What you need to do
Within the material below, find each line bearing the word "color" and present it.

— Start of Data rows —

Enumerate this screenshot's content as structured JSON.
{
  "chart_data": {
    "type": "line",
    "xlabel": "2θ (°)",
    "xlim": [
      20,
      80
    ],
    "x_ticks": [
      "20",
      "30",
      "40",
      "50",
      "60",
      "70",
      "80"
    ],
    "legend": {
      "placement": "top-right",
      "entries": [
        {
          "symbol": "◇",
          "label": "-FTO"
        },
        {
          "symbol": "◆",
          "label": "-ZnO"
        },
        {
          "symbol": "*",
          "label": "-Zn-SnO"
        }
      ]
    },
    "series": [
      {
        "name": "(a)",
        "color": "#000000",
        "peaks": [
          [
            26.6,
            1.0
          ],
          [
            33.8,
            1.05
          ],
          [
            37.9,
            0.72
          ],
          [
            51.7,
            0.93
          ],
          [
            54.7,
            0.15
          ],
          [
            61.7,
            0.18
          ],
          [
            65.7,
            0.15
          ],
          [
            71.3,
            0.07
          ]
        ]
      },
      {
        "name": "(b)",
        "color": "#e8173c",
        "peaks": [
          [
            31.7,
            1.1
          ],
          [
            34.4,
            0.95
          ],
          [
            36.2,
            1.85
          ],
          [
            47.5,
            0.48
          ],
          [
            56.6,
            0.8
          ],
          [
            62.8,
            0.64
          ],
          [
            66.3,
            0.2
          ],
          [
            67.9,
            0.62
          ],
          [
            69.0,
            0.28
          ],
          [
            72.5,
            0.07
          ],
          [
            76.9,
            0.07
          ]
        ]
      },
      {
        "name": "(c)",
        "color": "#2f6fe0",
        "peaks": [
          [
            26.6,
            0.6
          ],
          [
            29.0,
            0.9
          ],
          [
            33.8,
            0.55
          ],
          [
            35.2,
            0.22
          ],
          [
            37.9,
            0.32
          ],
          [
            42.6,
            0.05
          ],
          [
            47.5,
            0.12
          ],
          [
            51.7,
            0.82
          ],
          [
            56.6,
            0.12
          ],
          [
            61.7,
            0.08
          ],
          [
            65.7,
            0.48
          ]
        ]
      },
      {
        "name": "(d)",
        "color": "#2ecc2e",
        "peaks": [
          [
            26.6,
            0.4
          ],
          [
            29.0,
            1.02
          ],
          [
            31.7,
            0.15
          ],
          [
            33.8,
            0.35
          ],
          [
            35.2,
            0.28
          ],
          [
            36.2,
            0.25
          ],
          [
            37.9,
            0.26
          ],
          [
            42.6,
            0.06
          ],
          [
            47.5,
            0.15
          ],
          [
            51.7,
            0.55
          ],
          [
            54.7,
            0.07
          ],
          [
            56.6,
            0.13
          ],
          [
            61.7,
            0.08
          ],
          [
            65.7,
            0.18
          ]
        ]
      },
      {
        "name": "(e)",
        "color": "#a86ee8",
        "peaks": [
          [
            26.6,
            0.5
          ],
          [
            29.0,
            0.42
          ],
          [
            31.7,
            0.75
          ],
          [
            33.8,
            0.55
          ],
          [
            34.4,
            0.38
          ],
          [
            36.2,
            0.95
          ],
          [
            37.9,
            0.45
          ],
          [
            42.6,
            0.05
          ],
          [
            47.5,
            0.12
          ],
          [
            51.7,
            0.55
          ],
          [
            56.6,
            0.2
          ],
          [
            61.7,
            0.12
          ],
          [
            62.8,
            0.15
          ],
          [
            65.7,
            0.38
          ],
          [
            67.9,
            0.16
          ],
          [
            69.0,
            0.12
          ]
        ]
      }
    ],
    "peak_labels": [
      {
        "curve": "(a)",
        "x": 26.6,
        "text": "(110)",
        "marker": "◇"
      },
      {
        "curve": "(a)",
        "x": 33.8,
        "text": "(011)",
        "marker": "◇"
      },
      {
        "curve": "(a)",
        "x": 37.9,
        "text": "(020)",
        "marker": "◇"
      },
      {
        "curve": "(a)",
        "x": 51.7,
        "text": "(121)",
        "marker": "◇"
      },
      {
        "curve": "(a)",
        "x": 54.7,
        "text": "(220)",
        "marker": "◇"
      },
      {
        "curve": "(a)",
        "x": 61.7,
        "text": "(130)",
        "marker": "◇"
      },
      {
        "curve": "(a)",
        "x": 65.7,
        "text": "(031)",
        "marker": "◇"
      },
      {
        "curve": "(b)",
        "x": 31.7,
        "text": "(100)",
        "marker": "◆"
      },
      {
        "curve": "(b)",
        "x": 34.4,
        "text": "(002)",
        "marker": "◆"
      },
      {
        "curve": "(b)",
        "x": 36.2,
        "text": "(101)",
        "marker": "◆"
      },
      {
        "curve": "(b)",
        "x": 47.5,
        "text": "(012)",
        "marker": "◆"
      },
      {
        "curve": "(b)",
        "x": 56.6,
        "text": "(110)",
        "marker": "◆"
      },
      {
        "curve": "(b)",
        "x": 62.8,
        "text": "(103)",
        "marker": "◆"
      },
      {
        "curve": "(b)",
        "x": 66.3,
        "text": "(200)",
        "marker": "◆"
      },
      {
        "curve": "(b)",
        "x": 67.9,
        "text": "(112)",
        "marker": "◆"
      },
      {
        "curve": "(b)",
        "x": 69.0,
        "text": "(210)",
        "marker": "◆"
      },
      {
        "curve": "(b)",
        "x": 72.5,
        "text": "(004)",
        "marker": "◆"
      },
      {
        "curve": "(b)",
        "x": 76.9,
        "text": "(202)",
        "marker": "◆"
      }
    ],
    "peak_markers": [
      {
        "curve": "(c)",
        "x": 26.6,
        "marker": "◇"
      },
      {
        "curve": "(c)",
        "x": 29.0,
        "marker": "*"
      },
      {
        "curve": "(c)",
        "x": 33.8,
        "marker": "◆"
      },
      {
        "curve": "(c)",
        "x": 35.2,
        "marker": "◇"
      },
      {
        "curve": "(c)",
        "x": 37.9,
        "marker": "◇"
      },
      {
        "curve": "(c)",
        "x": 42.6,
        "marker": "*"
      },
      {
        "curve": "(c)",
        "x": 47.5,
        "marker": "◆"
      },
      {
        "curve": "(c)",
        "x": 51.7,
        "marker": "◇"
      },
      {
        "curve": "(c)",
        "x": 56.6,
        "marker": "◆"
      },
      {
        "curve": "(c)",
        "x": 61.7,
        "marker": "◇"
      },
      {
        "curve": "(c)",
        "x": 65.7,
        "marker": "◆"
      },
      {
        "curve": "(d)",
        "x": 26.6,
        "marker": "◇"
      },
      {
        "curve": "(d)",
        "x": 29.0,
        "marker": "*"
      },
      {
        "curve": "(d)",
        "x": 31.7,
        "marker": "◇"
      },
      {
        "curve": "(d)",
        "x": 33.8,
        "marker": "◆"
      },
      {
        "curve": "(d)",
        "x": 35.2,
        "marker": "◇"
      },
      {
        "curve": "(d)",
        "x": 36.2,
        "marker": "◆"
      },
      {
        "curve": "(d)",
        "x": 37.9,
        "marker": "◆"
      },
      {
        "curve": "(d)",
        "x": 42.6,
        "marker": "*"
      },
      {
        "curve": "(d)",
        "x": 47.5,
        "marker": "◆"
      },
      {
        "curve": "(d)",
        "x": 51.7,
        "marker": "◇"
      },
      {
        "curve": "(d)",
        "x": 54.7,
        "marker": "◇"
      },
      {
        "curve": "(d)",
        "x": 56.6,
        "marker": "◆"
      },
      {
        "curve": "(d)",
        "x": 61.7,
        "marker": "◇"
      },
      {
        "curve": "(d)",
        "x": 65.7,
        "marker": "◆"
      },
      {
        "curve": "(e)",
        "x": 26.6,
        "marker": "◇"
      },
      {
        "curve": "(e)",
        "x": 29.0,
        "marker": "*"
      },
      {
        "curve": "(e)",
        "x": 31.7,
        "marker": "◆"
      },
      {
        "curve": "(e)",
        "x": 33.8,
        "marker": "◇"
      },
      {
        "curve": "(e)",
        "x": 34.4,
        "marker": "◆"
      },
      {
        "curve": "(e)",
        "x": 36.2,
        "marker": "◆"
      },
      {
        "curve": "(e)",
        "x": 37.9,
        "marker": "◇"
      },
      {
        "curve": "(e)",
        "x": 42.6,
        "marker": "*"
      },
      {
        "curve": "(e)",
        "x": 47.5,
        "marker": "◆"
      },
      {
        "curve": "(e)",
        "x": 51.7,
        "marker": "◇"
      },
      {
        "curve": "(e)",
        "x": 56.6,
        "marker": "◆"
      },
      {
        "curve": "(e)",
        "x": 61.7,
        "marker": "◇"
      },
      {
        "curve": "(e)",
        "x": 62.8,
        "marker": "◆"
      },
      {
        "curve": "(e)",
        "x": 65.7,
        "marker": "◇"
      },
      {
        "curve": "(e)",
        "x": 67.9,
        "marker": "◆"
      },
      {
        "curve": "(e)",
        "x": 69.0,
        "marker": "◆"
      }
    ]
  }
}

— End of Data rows —

Task result
        "color": "#000000",
        "color": "#e8173c",
        "color": "#2f6fe0",
        "color": "#2ecc2e",
        "color": "#a86ee8",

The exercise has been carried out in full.